Supplied material
'''
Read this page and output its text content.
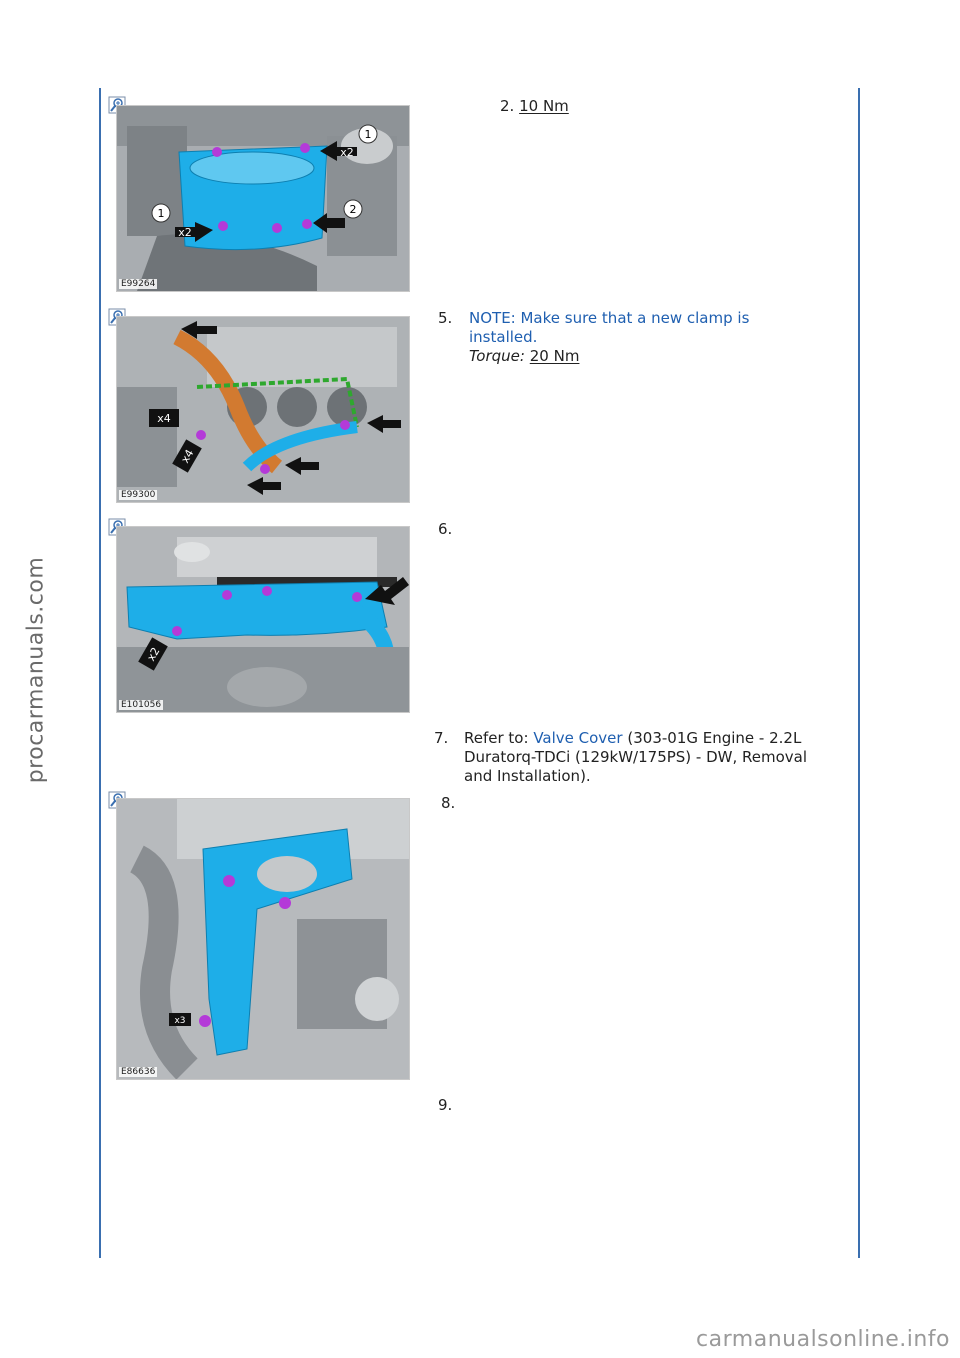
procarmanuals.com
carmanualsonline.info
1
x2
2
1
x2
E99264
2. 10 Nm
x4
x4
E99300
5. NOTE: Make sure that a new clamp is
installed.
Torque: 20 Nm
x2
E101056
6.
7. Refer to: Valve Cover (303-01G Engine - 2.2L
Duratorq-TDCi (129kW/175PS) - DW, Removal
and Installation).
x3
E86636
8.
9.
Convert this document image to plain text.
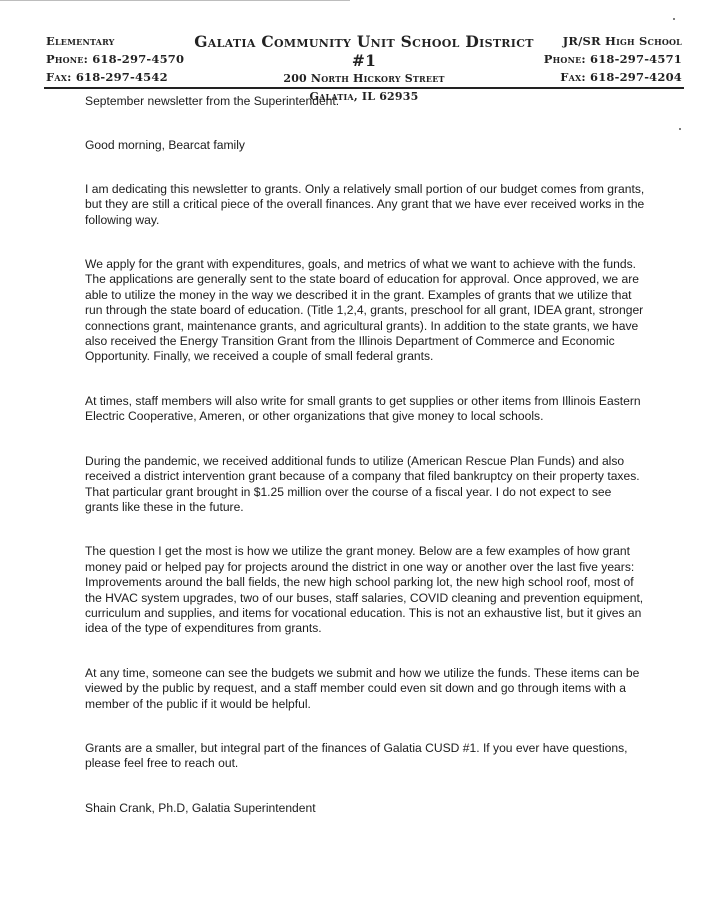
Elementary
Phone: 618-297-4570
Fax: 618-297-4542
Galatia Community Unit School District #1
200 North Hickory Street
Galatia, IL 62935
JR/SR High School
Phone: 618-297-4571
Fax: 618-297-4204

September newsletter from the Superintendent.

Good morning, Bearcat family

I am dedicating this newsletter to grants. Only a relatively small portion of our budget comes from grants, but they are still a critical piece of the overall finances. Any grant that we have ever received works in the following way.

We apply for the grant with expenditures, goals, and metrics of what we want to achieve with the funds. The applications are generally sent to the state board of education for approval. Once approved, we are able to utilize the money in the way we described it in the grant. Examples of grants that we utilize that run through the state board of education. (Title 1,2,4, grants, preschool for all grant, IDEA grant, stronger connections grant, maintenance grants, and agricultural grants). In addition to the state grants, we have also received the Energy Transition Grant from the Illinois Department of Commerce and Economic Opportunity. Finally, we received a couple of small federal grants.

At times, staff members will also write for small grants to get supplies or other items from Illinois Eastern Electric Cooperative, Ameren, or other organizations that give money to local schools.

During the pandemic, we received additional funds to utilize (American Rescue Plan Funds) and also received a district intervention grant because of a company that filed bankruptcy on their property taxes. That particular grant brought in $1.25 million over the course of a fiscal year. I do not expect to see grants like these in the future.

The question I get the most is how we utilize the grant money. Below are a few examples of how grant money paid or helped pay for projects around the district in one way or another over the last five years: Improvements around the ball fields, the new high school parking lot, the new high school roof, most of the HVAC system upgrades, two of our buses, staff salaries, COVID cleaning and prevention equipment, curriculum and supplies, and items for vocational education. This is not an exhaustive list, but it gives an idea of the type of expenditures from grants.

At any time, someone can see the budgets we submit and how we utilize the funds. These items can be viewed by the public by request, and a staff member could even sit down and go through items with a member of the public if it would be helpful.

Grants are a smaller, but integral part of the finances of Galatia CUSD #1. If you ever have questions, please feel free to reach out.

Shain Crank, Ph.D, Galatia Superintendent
'''
Work required
Return all of the entries word for word, but omit the pictures.

Response below
Read this page and output its text content.
procarmanuals.com
carmanualsonline.info
1
x2
2
1
x2
E99264
2. 10 Nm
x4
x4
E99300
5. NOTE: Make sure that a new clamp is
installed.
Torque: 20 Nm
x2
E101056
6.
7. Refer to: Valve Cover (303-01G Engine - 2.2L
Duratorq-TDCi (129kW/175PS) - DW, Removal
and Installation).
x3
E86636
8.
9.
Convert this document image to plain text.
Elementary
Phone: 618-297-4570
Fax: 618-297-4542
Galatia Community Unit School District #1
200 North Hickory Street
Galatia, IL 62935
JR/SR High School
Phone: 618-297-4571
Fax: 618-297-4204

September newsletter from the Superintendent.

Good morning, Bearcat family

I am dedicating this newsletter to grants. Only a relatively small portion of our budget comes from grants, but they are still a critical piece of the overall finances. Any grant that we have ever received works in the following way.

We apply for the grant with expenditures, goals, and metrics of what we want to achieve with the funds. The applications are generally sent to the state board of education for approval. Once approved, we are able to utilize the money in the way we described it in the grant. Examples of grants that we utilize that run through the state board of education. (Title 1,2,4, grants, preschool for all grant, IDEA grant, stronger connections grant, maintenance grants, and agricultural grants). In addition to the state grants, we have also received the Energy Transition Grant from the Illinois Department of Commerce and Economic Opportunity. Finally, we received a couple of small federal grants.

At times, staff members will also write for small grants to get supplies or other items from Illinois Eastern Electric Cooperative, Ameren, or other organizations that give money to local schools.

During the pandemic, we received additional funds to utilize (American Rescue Plan Funds) and also received a district intervention grant because of a company that filed bankruptcy on their property taxes. That particular grant brought in $1.25 million over the course of a fiscal year. I do not expect to see grants like these in the future.

The question I get the most is how we utilize the grant money. Below are a few examples of how grant money paid or helped pay for projects around the district in one way or another over the last five years: Improvements around the ball fields, the new high school parking lot, the new high school roof, most of the HVAC system upgrades, two of our buses, staff salaries, COVID cleaning and prevention equipment, curriculum and supplies, and items for vocational education. This is not an exhaustive list, but it gives an idea of the type of expenditures from grants.

At any time, someone can see the budgets we submit and how we utilize the funds. These items can be viewed by the public by request, and a staff member could even sit down and go through items with a member of the public if it would be helpful.

Grants are a smaller, but integral part of the finances of Galatia CUSD #1. If you ever have questions, please feel free to reach out.

Shain Crank, Ph.D, Galatia Superintendent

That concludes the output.